**Stated exercise**
Scan the records for the word "Individual". Copy each line that includes it.

**Input for this task**

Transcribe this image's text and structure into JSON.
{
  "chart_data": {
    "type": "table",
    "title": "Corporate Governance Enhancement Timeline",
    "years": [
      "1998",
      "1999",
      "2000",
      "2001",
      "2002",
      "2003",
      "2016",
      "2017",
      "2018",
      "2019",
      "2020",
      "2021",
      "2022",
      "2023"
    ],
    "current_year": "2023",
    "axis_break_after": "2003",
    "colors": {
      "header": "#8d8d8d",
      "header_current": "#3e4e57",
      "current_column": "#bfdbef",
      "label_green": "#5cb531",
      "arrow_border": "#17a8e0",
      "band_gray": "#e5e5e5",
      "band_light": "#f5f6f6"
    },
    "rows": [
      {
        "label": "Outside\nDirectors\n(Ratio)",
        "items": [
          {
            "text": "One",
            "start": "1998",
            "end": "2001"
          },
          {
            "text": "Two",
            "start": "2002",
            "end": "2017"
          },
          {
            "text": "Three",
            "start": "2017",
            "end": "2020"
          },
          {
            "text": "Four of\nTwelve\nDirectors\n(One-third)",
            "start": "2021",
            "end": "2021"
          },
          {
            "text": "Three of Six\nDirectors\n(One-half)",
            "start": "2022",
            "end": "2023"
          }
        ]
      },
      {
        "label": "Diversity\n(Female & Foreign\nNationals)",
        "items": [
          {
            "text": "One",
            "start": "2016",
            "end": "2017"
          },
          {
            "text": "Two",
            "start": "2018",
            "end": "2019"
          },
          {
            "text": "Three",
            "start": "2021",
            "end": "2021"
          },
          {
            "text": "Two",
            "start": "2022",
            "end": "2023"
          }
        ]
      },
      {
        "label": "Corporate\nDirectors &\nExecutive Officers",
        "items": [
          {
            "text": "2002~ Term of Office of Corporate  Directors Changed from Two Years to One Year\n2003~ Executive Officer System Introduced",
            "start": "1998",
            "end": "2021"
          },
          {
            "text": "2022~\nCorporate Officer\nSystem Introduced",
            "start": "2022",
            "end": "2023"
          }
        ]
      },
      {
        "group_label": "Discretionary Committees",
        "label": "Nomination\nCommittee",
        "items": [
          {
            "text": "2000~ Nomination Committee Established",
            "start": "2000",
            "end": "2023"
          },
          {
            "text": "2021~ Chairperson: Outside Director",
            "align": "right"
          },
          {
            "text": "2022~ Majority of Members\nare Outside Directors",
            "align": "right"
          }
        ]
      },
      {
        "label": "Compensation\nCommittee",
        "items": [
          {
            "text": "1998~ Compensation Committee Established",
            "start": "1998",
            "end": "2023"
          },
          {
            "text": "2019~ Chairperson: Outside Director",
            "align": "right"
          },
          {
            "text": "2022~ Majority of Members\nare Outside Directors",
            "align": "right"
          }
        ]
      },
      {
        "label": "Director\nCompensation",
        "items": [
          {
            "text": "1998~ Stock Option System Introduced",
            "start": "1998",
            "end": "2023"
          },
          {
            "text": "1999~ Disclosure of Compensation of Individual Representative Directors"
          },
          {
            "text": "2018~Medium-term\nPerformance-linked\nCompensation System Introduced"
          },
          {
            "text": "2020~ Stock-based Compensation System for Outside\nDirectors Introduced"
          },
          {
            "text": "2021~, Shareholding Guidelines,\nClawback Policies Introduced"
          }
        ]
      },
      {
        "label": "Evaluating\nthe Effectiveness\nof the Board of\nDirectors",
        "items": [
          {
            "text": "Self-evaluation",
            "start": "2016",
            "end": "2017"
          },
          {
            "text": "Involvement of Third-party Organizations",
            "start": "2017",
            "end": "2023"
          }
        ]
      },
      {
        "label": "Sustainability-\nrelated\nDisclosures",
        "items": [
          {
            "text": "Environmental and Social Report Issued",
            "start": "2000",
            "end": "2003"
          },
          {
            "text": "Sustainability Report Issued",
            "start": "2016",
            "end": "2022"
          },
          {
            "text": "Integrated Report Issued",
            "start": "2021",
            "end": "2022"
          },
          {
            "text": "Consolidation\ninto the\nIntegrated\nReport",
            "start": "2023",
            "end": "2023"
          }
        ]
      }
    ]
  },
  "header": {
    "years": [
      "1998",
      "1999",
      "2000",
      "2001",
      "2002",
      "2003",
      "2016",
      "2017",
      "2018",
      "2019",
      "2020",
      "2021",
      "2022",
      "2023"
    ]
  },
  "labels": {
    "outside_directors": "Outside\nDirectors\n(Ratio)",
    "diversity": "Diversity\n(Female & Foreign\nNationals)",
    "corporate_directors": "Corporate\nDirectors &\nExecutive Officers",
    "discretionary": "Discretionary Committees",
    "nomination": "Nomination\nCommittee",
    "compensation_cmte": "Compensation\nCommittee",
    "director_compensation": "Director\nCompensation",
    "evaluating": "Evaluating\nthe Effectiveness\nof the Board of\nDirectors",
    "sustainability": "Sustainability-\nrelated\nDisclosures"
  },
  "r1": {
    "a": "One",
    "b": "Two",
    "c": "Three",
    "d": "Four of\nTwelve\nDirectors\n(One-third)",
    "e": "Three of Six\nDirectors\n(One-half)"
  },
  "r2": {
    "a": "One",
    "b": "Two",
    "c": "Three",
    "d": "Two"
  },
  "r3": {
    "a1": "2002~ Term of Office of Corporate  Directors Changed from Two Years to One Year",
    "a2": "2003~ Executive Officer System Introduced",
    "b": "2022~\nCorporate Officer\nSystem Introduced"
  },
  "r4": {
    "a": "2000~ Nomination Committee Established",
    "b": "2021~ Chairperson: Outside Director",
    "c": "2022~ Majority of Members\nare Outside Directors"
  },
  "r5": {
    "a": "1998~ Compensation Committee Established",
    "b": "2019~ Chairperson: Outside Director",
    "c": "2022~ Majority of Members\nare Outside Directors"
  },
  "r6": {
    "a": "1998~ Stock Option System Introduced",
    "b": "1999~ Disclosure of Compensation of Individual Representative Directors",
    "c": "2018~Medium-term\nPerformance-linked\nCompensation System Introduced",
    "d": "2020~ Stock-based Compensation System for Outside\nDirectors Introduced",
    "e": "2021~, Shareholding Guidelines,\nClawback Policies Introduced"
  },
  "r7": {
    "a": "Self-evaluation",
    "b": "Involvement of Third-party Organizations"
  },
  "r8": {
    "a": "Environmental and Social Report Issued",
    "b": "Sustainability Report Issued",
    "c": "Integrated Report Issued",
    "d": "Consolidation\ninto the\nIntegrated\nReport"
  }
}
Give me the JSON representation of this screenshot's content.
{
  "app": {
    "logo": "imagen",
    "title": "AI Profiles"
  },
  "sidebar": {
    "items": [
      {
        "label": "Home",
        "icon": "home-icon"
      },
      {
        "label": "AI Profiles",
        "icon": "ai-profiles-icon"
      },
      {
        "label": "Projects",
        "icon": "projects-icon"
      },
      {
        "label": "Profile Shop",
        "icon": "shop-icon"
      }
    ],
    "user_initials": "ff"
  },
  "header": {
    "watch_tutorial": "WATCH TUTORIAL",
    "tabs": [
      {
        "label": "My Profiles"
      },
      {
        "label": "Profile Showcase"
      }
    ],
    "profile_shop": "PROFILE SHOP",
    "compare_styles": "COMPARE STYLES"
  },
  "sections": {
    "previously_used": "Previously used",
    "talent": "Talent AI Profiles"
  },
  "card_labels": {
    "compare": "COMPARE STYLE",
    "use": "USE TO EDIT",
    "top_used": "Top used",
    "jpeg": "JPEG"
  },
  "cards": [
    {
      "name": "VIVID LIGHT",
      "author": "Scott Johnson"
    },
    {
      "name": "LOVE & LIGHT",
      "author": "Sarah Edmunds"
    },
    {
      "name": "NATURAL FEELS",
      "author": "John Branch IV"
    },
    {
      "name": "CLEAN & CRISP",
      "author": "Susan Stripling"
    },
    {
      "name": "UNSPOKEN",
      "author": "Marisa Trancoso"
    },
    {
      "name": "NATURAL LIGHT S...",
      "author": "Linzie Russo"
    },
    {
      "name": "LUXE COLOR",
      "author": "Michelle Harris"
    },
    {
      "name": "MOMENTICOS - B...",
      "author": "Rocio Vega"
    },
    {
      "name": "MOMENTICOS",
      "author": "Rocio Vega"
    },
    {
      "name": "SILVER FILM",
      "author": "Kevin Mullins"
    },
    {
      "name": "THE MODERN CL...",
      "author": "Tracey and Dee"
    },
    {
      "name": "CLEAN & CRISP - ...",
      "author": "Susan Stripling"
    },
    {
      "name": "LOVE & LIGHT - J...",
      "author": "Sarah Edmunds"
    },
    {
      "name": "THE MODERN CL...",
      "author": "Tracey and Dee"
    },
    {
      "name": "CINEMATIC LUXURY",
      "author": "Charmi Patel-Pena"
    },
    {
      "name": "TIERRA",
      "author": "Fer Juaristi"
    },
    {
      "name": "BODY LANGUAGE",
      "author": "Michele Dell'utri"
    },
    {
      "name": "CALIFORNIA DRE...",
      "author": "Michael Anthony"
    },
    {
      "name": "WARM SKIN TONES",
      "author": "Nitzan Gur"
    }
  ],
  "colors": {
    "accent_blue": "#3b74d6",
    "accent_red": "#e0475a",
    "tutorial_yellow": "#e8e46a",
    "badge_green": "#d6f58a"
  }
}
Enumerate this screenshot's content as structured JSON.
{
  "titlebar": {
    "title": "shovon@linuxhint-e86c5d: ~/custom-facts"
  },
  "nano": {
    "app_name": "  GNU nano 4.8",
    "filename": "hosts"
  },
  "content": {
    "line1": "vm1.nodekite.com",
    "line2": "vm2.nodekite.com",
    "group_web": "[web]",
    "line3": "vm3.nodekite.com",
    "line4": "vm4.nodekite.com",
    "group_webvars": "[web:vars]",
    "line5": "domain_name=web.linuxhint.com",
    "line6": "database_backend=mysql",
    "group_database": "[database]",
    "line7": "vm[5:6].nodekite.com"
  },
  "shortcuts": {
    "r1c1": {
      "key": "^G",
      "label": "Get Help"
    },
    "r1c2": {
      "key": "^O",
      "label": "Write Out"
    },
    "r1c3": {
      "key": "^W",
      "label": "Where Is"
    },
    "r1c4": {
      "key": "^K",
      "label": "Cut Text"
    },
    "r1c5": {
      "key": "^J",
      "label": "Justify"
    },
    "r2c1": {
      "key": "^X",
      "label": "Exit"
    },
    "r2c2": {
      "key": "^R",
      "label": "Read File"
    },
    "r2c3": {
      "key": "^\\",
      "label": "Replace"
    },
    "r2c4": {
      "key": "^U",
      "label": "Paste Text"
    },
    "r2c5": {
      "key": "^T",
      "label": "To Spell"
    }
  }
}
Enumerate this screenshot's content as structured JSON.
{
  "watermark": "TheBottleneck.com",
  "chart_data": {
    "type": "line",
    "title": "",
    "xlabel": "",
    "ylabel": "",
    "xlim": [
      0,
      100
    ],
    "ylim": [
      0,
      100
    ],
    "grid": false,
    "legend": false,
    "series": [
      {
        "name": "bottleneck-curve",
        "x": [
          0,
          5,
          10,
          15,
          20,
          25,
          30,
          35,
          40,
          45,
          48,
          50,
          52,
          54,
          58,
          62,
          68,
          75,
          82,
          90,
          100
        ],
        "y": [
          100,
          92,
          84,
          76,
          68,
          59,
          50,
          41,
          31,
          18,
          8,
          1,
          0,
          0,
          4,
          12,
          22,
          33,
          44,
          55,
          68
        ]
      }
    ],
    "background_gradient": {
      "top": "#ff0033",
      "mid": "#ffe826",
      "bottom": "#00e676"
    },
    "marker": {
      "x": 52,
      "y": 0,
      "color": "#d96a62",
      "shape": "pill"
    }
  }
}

**Task result**
            "text": "1999~ Disclosure of Compensation of Individual Representative Directors"
    "b": "1999~ Disclosure of Compensation of Individual Representative Directors",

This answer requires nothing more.